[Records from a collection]
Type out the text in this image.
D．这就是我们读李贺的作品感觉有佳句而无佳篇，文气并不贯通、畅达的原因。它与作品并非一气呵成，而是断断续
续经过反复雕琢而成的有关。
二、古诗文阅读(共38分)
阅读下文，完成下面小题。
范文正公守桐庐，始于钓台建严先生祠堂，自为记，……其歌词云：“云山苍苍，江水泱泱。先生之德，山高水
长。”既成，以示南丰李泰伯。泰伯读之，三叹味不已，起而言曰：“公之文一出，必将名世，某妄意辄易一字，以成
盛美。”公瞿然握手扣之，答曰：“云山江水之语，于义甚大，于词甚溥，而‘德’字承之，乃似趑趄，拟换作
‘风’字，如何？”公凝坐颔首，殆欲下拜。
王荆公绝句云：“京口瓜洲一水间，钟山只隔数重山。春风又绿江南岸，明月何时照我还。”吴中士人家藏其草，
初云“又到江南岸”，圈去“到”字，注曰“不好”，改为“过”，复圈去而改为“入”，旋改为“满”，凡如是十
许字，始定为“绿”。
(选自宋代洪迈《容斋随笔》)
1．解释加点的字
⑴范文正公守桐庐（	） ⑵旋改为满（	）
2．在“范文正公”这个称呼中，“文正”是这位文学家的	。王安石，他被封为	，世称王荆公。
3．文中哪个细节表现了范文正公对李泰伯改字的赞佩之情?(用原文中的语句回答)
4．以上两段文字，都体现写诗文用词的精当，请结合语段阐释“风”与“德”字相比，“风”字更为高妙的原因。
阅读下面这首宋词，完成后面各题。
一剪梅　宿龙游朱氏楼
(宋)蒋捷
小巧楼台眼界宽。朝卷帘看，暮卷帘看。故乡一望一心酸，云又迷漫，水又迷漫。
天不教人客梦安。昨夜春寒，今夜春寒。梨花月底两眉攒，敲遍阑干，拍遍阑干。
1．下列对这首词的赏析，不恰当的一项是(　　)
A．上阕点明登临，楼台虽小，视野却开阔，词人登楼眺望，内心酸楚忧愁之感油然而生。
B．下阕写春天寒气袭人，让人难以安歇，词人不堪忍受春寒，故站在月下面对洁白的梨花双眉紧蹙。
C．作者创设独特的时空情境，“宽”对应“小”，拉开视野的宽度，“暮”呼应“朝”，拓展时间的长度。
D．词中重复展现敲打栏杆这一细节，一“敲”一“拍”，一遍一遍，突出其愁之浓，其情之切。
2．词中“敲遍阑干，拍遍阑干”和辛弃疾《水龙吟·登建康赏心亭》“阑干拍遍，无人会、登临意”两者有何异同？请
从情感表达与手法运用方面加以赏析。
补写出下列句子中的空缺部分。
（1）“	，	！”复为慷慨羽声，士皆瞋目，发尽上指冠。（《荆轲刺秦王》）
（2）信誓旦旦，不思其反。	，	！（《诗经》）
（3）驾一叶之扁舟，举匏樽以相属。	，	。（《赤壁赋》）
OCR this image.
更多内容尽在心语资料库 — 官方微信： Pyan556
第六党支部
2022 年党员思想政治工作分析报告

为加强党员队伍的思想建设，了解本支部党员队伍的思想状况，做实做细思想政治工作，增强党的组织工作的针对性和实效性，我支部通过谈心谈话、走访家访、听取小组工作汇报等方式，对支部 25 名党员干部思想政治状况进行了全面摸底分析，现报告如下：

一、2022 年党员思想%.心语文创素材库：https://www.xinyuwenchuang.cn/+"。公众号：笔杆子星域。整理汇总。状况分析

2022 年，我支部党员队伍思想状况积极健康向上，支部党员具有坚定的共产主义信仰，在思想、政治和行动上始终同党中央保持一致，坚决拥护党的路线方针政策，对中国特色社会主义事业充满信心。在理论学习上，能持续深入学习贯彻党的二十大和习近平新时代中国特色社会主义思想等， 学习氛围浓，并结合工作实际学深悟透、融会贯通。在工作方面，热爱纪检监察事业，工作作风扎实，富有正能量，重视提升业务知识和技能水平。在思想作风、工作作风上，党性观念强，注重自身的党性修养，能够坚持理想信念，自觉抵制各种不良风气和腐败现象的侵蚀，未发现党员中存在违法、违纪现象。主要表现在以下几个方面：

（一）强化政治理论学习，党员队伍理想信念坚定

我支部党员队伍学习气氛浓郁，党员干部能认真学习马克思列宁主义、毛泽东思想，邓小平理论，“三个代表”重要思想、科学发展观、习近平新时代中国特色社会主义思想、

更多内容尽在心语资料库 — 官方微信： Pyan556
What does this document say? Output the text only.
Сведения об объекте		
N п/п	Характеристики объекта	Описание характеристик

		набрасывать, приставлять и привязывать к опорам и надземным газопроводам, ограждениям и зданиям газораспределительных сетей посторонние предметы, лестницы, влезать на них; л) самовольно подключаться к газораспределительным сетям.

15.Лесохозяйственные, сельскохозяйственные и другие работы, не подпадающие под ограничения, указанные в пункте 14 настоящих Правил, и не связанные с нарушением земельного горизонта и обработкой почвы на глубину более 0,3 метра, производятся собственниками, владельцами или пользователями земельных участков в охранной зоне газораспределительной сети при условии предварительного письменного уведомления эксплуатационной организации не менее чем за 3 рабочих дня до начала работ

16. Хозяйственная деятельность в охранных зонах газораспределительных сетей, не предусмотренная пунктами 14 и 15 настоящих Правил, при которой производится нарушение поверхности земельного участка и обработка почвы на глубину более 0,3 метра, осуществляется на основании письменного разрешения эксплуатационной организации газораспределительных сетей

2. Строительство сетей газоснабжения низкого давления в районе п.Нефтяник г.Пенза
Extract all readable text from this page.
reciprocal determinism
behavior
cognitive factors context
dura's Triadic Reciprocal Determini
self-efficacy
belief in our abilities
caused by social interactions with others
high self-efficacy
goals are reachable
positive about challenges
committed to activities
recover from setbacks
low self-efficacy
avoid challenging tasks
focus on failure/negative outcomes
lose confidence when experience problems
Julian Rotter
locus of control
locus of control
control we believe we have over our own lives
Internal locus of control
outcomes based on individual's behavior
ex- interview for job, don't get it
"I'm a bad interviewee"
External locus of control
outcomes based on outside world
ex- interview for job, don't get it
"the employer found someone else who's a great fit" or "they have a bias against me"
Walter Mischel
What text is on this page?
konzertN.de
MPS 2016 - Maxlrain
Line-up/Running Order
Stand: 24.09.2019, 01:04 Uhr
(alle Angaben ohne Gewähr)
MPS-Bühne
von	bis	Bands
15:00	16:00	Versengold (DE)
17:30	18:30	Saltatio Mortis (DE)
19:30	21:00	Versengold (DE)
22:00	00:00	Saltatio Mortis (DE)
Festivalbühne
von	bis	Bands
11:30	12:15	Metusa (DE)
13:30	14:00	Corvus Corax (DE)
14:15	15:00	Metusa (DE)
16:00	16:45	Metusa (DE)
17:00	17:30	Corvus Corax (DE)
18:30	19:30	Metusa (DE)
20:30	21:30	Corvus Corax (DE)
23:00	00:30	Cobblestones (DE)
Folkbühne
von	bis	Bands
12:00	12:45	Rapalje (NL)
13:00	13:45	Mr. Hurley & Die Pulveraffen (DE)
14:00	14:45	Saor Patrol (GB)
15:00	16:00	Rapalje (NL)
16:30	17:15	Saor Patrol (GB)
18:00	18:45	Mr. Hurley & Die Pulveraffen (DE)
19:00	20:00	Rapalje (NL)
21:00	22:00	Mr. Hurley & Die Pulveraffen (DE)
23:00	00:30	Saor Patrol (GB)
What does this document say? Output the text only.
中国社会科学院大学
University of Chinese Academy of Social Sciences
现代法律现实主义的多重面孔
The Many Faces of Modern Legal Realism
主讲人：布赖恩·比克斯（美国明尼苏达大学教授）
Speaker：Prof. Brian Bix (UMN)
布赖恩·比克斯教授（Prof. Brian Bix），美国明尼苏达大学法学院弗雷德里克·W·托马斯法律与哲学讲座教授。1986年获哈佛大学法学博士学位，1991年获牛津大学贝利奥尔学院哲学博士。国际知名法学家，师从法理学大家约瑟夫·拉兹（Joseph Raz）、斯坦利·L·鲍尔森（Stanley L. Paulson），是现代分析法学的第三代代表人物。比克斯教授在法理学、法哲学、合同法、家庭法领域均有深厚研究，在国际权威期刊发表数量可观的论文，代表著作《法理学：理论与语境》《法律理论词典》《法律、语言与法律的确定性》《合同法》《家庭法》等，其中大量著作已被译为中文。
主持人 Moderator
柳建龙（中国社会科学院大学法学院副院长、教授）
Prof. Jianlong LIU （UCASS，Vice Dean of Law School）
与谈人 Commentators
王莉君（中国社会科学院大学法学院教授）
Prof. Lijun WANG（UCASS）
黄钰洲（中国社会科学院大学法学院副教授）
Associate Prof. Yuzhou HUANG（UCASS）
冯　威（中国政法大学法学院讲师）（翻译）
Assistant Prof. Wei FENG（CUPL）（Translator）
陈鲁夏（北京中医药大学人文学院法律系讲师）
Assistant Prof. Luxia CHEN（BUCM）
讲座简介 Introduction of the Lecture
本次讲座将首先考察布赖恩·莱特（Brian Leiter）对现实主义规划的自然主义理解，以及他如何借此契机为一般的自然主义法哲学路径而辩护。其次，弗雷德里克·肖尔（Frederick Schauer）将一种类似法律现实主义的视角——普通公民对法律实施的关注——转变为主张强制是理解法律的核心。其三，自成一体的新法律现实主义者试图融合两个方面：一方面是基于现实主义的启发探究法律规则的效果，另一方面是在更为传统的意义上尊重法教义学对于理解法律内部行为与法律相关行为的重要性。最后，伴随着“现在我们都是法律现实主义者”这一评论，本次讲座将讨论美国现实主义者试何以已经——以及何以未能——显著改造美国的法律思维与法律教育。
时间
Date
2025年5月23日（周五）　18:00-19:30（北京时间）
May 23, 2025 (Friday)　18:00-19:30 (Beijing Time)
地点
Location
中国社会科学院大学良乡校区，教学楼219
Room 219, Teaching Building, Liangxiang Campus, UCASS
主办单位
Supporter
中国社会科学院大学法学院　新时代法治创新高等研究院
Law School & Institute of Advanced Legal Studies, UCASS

▸ WRITTEN REQUEST
How many lines in these records hold the string "Metusa"? Reply with the number alone.

▸ SOLUTION BELOW
4